**Exercise details**
Select lines where the word "использования" appears.

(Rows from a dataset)
****************************************
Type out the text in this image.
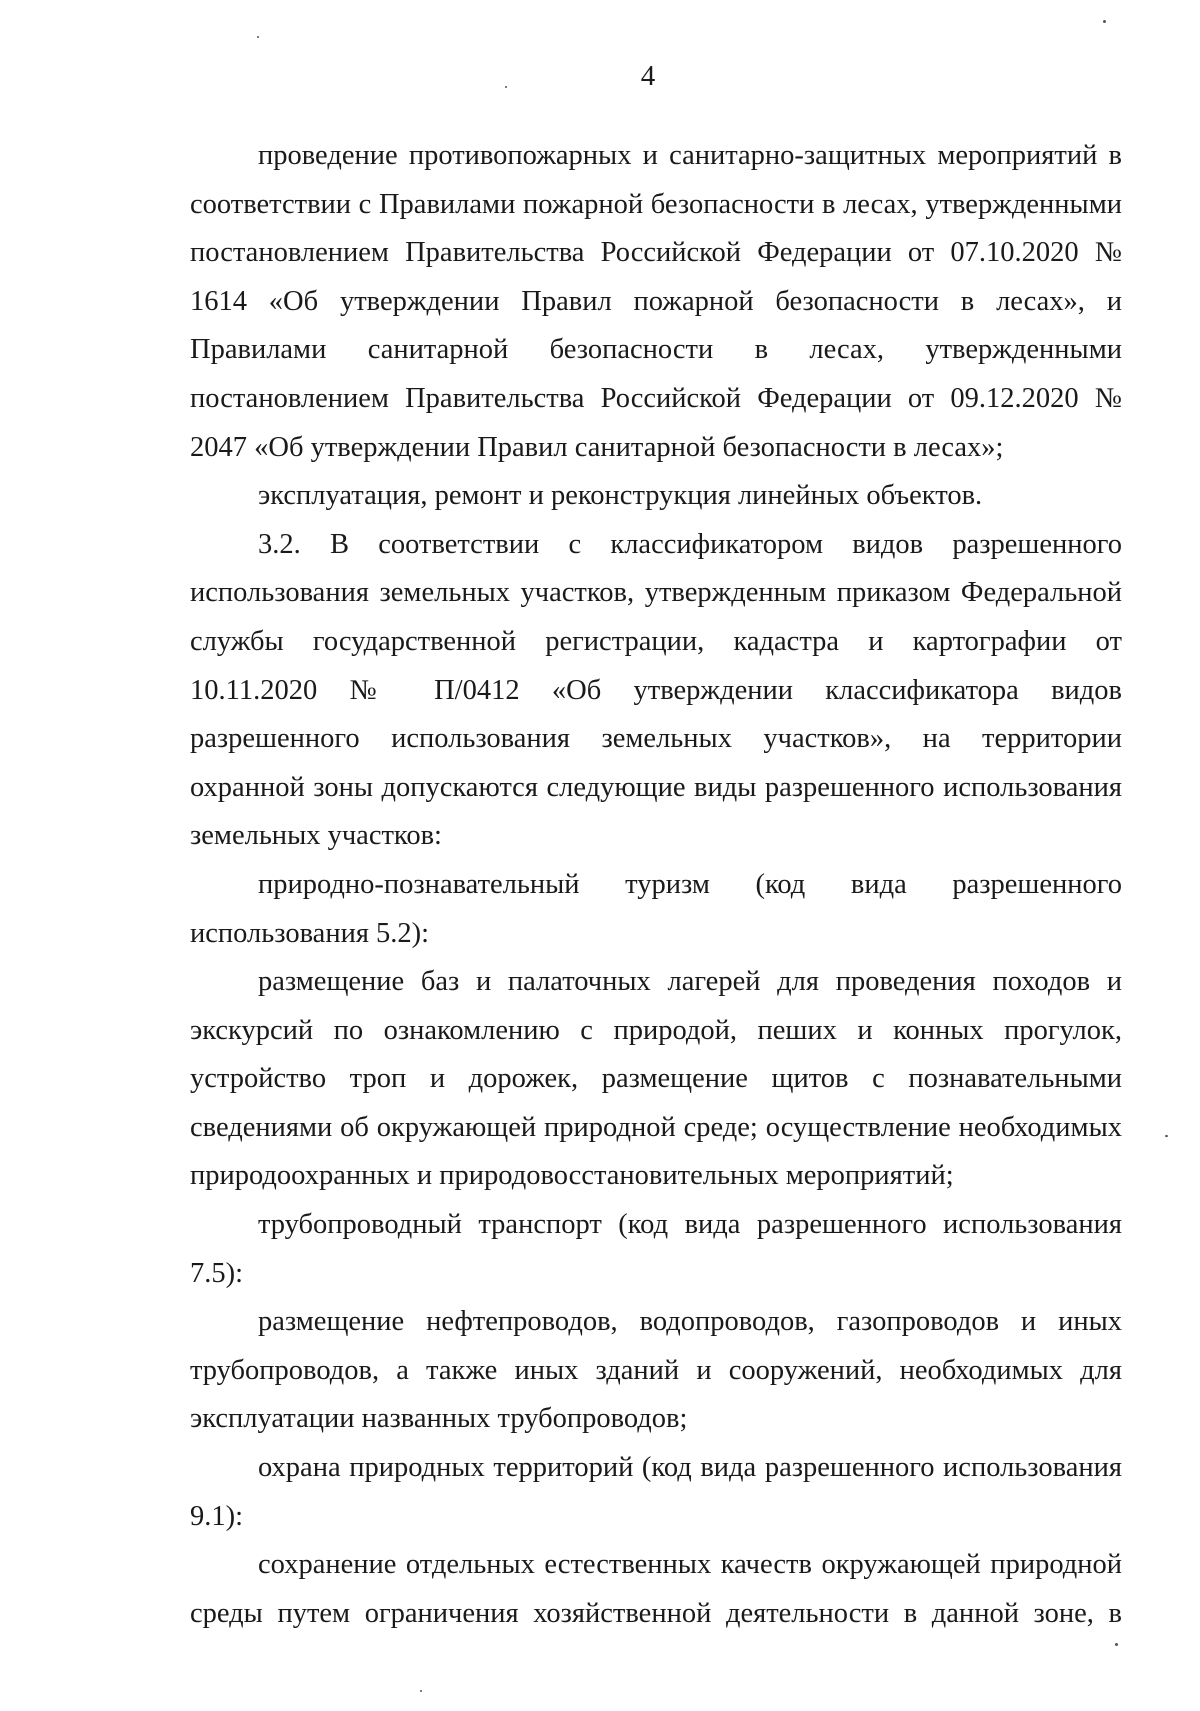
4

проведение противопожарных и санитарно-защитных мероприятий в соответствии с Правилами пожарной безопасности в лесах, утвержденными постановлением Правительства Российской Федерации от 07.10.2020 № 1614 «Об утверждении Правил пожарной безопасности в лесах», и Правилами санитарной безопасности в лесах, утвержденными постановлением Правительства Российской Федерации от 09.12.2020 № 2047 «Об утверждении Правил санитарной безопасности в лесах»;

эксплуатация, ремонт и реконструкция линейных объектов.

3.2. В соответствии с классификатором видов разрешенного использования земельных участков, утвержденным приказом Федеральной службы государственной регистрации, кадастра и картографии от 10.11.2020 № П/0412 «Об утверждении классификатора видов разрешенного использования земельных участков», на территории охранной зоны допускаются следующие виды разрешенного использования земельных участков:

природно-познавательный туризм (код вида разрешенного использования 5.2):

размещение баз и палаточных лагерей для проведения походов и экскурсий по ознакомлению с природой, пеших и конных прогулок, устройство троп и дорожек, размещение щитов с познавательными сведениями об окружающей природной среде; осуществление необходимых природоохранных и природовосстановительных мероприятий;

трубопроводный транспорт (код вида разрешенного использования 7.5):

размещение нефтепроводов, водопроводов, газопроводов и иных трубопроводов, а также иных зданий и сооружений, необходимых для эксплуатации названных трубопроводов;

охрана природных территорий (код вида разрешенного использования 9.1):

сохранение отдельных естественных качеств окружающей природной среды путем ограничения хозяйственной деятельности в данной зоне, в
****************************************
**Output for this exercise**
3.2. В соответствии с классификатором видов разрешенного использования земельных участков, утвержденным приказом Федеральной службы государственной регистрации, кадастра и картографии от 10.11.2020 № П/0412 «Об утверждении классификатора видов разрешенного использования земельных участков», на территории охранной зоны допускаются следующие виды разрешенного использования земельных участков:
природно-познавательный туризм (код вида разрешенного использования 5.2):
трубопроводный транспорт (код вида разрешенного использования 7.5):
охрана природных территорий (код вида разрешенного использования 9.1):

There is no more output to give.